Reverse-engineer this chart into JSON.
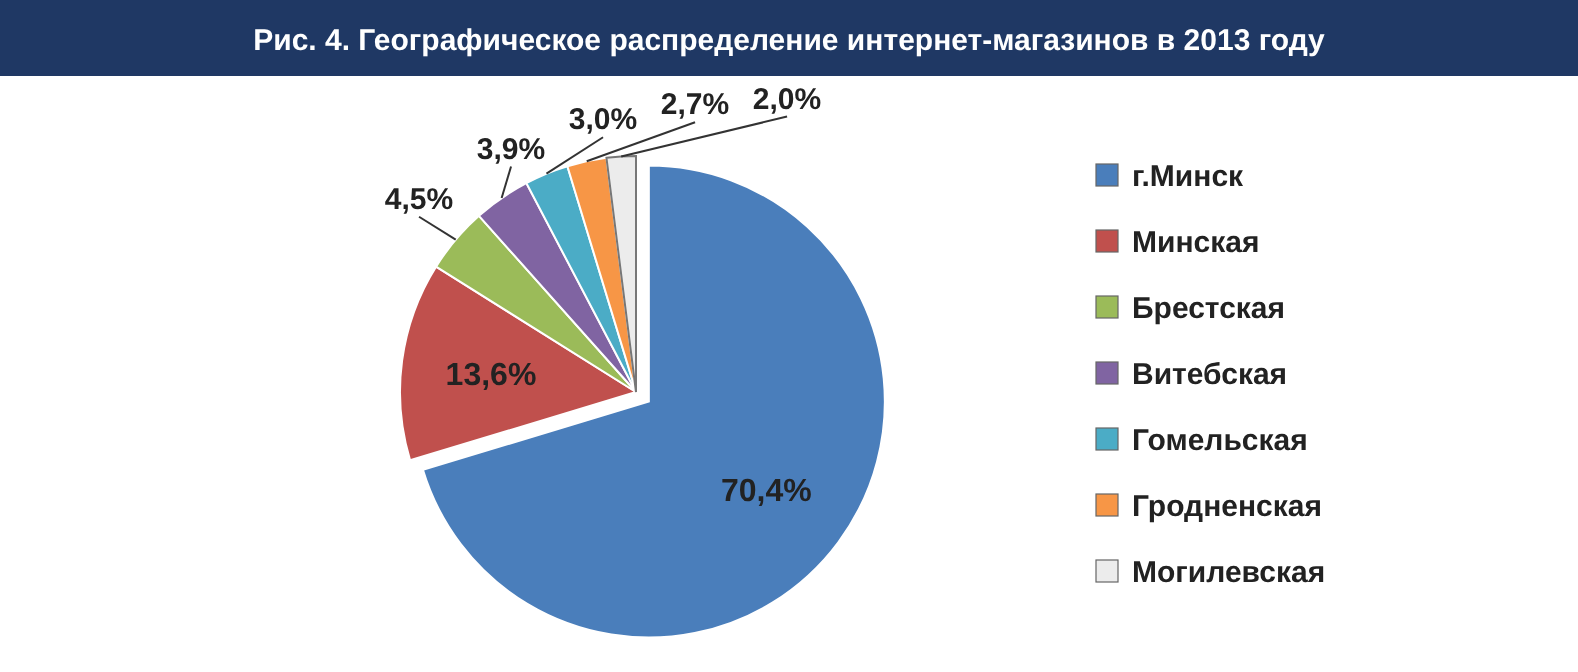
{
  "chart_data": {
    "type": "pie",
    "title": "Рис. 4. Географическое распределение интернет-магазинов в 2013 году",
    "categories": [
      "г.Минск",
      "Минская",
      "Брестская",
      "Витебская",
      "Гомельская",
      "Гродненская",
      "Могилевская"
    ],
    "values": [
      70.4,
      13.6,
      4.5,
      3.9,
      3.0,
      2.7,
      2.0
    ],
    "value_labels": [
      "70,4%",
      "13,6%",
      "4,5%",
      "3,9%",
      "3,0%",
      "2,7%",
      "2,0%"
    ],
    "colors": [
      "#4a7ebb",
      "#c0504d",
      "#9bbb59",
      "#8064a2",
      "#4bacc6",
      "#f79646",
      "#ececec"
    ],
    "legend": "right"
  }
}
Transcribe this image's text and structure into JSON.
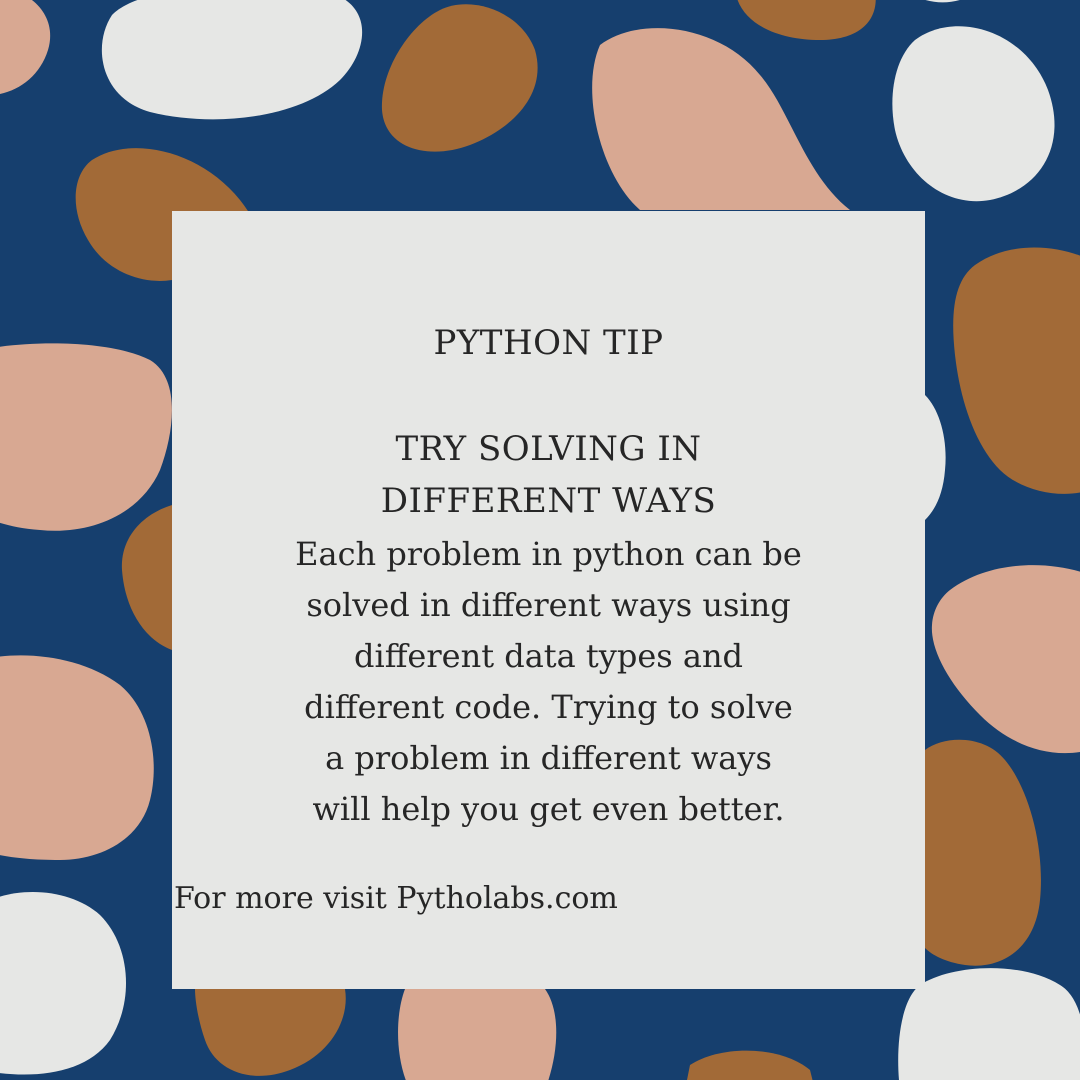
{
  "card": {
    "label": "PYTHON TIP",
    "title_lines": [
      "TRY SOLVING IN",
      "DIFFERENT WAYS"
    ],
    "body_lines": [
      "Each problem in python can be",
      "solved in different ways using",
      "different data types and",
      "different code. Trying to solve",
      "a problem in different ways",
      "will help you get even better."
    ],
    "footer": "For more visit Pytholabs.com"
  },
  "colors": {
    "background": "#163f6e",
    "blob_pink": "#d8a892",
    "blob_brown": "#a26a37",
    "blob_white": "#e6e7e5",
    "card": "#e6e7e5",
    "text": "#262626"
  }
}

========

WORK REQUIRED
Within the records above, how many lines include the word "into"? State the number by itself.

RESULT FOR THIS EXERCISE
2